- [What the exercise asks]:
Copy the lines that follow, keeping every character the same.

- [Records supplied]:
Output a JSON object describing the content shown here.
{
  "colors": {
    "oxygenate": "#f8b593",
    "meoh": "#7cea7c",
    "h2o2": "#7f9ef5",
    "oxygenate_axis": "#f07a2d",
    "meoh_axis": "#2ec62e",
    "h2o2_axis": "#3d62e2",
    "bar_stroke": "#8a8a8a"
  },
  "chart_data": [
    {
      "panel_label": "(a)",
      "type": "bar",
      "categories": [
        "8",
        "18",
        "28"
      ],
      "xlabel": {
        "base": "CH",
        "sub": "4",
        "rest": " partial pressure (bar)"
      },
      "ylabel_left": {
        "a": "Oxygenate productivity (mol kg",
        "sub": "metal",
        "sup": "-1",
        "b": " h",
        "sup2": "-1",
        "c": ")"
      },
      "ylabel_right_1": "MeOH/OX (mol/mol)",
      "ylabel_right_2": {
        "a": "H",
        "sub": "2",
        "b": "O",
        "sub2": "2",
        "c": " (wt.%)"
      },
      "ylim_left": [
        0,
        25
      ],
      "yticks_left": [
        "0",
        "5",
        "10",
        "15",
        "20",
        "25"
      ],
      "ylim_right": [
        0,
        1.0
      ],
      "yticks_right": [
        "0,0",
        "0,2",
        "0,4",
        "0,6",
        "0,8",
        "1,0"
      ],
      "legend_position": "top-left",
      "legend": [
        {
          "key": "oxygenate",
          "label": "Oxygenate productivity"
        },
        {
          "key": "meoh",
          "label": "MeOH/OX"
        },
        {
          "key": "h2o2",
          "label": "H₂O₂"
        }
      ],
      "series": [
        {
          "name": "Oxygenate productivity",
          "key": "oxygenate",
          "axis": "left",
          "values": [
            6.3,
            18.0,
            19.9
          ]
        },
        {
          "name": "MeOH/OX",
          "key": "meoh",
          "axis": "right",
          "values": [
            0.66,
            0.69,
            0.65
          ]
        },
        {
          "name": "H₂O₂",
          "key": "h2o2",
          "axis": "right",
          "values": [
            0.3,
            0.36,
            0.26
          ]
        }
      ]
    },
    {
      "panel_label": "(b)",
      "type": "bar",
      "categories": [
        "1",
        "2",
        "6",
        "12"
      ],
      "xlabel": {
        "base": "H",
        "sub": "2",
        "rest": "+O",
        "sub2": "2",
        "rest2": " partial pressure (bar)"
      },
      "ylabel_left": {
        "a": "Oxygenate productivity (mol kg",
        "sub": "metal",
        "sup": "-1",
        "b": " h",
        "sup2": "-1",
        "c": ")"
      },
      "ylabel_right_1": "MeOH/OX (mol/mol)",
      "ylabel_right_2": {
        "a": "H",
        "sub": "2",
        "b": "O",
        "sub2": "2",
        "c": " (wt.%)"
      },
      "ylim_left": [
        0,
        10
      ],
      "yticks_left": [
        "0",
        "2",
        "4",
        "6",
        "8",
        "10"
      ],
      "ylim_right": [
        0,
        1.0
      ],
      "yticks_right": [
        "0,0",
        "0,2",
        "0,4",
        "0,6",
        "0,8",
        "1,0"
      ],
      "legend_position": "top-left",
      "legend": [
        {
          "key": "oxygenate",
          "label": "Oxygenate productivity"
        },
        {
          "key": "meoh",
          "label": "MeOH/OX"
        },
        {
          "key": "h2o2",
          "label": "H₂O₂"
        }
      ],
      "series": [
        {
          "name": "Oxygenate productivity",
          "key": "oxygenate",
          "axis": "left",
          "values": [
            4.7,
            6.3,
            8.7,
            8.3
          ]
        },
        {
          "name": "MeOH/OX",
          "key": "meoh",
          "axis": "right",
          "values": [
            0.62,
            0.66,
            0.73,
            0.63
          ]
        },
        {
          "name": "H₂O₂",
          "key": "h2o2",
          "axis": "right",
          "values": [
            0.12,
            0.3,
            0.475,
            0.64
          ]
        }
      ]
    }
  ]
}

- [Result below]:
Output a JSON object describing the content shown here.
{
  "colors": {
    "oxygenate": "#f8b593",
    "meoh": "#7cea7c",
    "h2o2": "#7f9ef5",
    "oxygenate_axis": "#f07a2d",
    "meoh_axis": "#2ec62e",
    "h2o2_axis": "#3d62e2",
    "bar_stroke": "#8a8a8a"
  },
  "chart_data": [
    {
      "panel_label": "(a)",
      "type": "bar",
      "categories": [
        "8",
        "18",
        "28"
      ],
      "xlabel": {
        "base": "CH",
        "sub": "4",
        "rest": " partial pressure (bar)"
      },
      "ylabel_left": {
        "a": "Oxygenate productivity (mol kg",
        "sub": "metal",
        "sup": "-1",
        "b": " h",
        "sup2": "-1",
        "c": ")"
      },
      "ylabel_right_1": "MeOH/OX (mol/mol)",
      "ylabel_right_2": {
        "a": "H",
        "sub": "2",
        "b": "O",
        "sub2": "2",
        "c": " (wt.%)"
      },
      "ylim_left": [
        0,
        25
      ],
      "yticks_left": [
        "0",
        "5",
        "10",
        "15",
        "20",
        "25"
      ],
      "ylim_right": [
        0,
        1.0
      ],
      "yticks_right": [
        "0,0",
        "0,2",
        "0,4",
        "0,6",
        "0,8",
        "1,0"
      ],
      "legend_position": "top-left",
      "legend": [
        {
          "key": "oxygenate",
          "label": "Oxygenate productivity"
        },
        {
          "key": "meoh",
          "label": "MeOH/OX"
        },
        {
          "key": "h2o2",
          "label": "H₂O₂"
        }
      ],
      "series": [
        {
          "name": "Oxygenate productivity",
          "key": "oxygenate",
          "axis": "left",
          "values": [
            6.3,
            18.0,
            19.9
          ]
        },
        {
          "name": "MeOH/OX",
          "key": "meoh",
          "axis": "right",
          "values": [
            0.66,
            0.69,
            0.65
          ]
        },
        {
          "name": "H₂O₂",
          "key": "h2o2",
          "axis": "right",
          "values": [
            0.3,
            0.36,
            0.26
          ]
        }
      ]
    },
    {
      "panel_label": "(b)",
      "type": "bar",
      "categories": [
        "1",
        "2",
        "6",
        "12"
      ],
      "xlabel": {
        "base": "H",
        "sub": "2",
        "rest": "+O",
        "sub2": "2",
        "rest2": " partial pressure (bar)"
      },
      "ylabel_left": {
        "a": "Oxygenate productivity (mol kg",
        "sub": "metal",
        "sup": "-1",
        "b": " h",
        "sup2": "-1",
        "c": ")"
      },
      "ylabel_right_1": "MeOH/OX (mol/mol)",
      "ylabel_right_2": {
        "a": "H",
        "sub": "2",
        "b": "O",
        "sub2": "2",
        "c": " (wt.%)"
      },
      "ylim_left": [
        0,
        10
      ],
      "yticks_left": [
        "0",
        "2",
        "4",
        "6",
        "8",
        "10"
      ],
      "ylim_right": [
        0,
        1.0
      ],
      "yticks_right": [
        "0,0",
        "0,2",
        "0,4",
        "0,6",
        "0,8",
        "1,0"
      ],
      "legend_position": "top-left",
      "legend": [
        {
          "key": "oxygenate",
          "label": "Oxygenate productivity"
        },
        {
          "key": "meoh",
          "label": "MeOH/OX"
        },
        {
          "key": "h2o2",
          "label": "H₂O₂"
        }
      ],
      "series": [
        {
          "name": "Oxygenate productivity",
          "key": "oxygenate",
          "axis": "left",
          "values": [
            4.7,
            6.3,
            8.7,
            8.3
          ]
        },
        {
          "name": "MeOH/OX",
          "key": "meoh",
          "axis": "right",
          "values": [
            0.62,
            0.66,
            0.73,
            0.63
          ]
        },
        {
          "name": "H₂O₂",
          "key": "h2o2",
          "axis": "right",
          "values": [
            0.12,
            0.3,
            0.475,
            0.64
          ]
        }
      ]
    }
  ]
}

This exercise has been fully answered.